▶ [GIVEN TASK]: You are to retype all of the data exactly as it appears.

▶ [Rows from a figure dataset]:
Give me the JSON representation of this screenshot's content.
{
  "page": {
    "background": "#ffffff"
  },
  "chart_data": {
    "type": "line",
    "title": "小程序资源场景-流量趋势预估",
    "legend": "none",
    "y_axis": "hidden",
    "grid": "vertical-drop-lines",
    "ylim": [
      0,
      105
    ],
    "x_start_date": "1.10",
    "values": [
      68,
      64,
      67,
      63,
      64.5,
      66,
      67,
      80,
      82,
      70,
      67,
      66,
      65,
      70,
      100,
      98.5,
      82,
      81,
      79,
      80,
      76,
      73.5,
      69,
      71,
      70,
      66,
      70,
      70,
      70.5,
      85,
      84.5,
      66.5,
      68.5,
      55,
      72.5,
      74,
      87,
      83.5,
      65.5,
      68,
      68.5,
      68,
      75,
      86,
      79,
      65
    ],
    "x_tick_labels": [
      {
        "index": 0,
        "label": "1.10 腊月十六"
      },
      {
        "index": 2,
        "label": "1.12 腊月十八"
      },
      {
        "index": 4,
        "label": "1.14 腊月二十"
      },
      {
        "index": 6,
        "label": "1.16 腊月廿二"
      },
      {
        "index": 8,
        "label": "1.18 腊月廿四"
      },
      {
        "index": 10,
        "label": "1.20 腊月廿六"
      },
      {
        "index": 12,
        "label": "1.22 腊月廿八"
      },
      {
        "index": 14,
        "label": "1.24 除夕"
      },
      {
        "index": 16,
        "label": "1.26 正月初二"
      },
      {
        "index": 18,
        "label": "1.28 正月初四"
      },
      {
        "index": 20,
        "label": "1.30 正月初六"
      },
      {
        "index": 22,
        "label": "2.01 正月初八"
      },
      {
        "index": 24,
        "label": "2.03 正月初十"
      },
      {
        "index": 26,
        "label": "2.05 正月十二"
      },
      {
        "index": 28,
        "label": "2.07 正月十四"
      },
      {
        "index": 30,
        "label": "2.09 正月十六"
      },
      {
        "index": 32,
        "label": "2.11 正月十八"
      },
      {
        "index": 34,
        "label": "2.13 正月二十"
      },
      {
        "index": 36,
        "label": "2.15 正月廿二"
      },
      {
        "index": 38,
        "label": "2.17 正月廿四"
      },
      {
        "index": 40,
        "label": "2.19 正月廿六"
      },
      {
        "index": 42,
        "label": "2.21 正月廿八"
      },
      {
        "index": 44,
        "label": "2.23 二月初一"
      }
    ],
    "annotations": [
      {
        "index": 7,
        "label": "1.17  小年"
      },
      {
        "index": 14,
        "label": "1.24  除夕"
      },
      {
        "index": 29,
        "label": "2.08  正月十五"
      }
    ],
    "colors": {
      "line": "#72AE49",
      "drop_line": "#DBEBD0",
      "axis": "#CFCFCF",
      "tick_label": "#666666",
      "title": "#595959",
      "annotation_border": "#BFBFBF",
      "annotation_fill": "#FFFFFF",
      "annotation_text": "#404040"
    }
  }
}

▶ [ANSWER]:
Give me the JSON representation of this screenshot's content.
{
  "page": {
    "background": "#ffffff"
  },
  "chart_data": {
    "type": "line",
    "title": "小程序资源场景-流量趋势预估",
    "legend": "none",
    "y_axis": "hidden",
    "grid": "vertical-drop-lines",
    "ylim": [
      0,
      105
    ],
    "x_start_date": "1.10",
    "values": [
      68,
      64,
      67,
      63,
      64.5,
      66,
      67,
      80,
      82,
      70,
      67,
      66,
      65,
      70,
      100,
      98.5,
      82,
      81,
      79,
      80,
      76,
      73.5,
      69,
      71,
      70,
      66,
      70,
      70,
      70.5,
      85,
      84.5,
      66.5,
      68.5,
      55,
      72.5,
      74,
      87,
      83.5,
      65.5,
      68,
      68.5,
      68,
      75,
      86,
      79,
      65
    ],
    "x_tick_labels": [
      {
        "index": 0,
        "label": "1.10 腊月十六"
      },
      {
        "index": 2,
        "label": "1.12 腊月十八"
      },
      {
        "index": 4,
        "label": "1.14 腊月二十"
      },
      {
        "index": 6,
        "label": "1.16 腊月廿二"
      },
      {
        "index": 8,
        "label": "1.18 腊月廿四"
      },
      {
        "index": 10,
        "label": "1.20 腊月廿六"
      },
      {
        "index": 12,
        "label": "1.22 腊月廿八"
      },
      {
        "index": 14,
        "label": "1.24 除夕"
      },
      {
        "index": 16,
        "label": "1.26 正月初二"
      },
      {
        "index": 18,
        "label": "1.28 正月初四"
      },
      {
        "index": 20,
        "label": "1.30 正月初六"
      },
      {
        "index": 22,
        "label": "2.01 正月初八"
      },
      {
        "index": 24,
        "label": "2.03 正月初十"
      },
      {
        "index": 26,
        "label": "2.05 正月十二"
      },
      {
        "index": 28,
        "label": "2.07 正月十四"
      },
      {
        "index": 30,
        "label": "2.09 正月十六"
      },
      {
        "index": 32,
        "label": "2.11 正月十八"
      },
      {
        "index": 34,
        "label": "2.13 正月二十"
      },
      {
        "index": 36,
        "label": "2.15 正月廿二"
      },
      {
        "index": 38,
        "label": "2.17 正月廿四"
      },
      {
        "index": 40,
        "label": "2.19 正月廿六"
      },
      {
        "index": 42,
        "label": "2.21 正月廿八"
      },
      {
        "index": 44,
        "label": "2.23 二月初一"
      }
    ],
    "annotations": [
      {
        "index": 7,
        "label": "1.17  小年"
      },
      {
        "index": 14,
        "label": "1.24  除夕"
      },
      {
        "index": 29,
        "label": "2.08  正月十五"
      }
    ],
    "colors": {
      "line": "#72AE49",
      "drop_line": "#DBEBD0",
      "axis": "#CFCFCF",
      "tick_label": "#666666",
      "title": "#595959",
      "annotation_border": "#BFBFBF",
      "annotation_fill": "#FFFFFF",
      "annotation_text": "#404040"
    }
  }
}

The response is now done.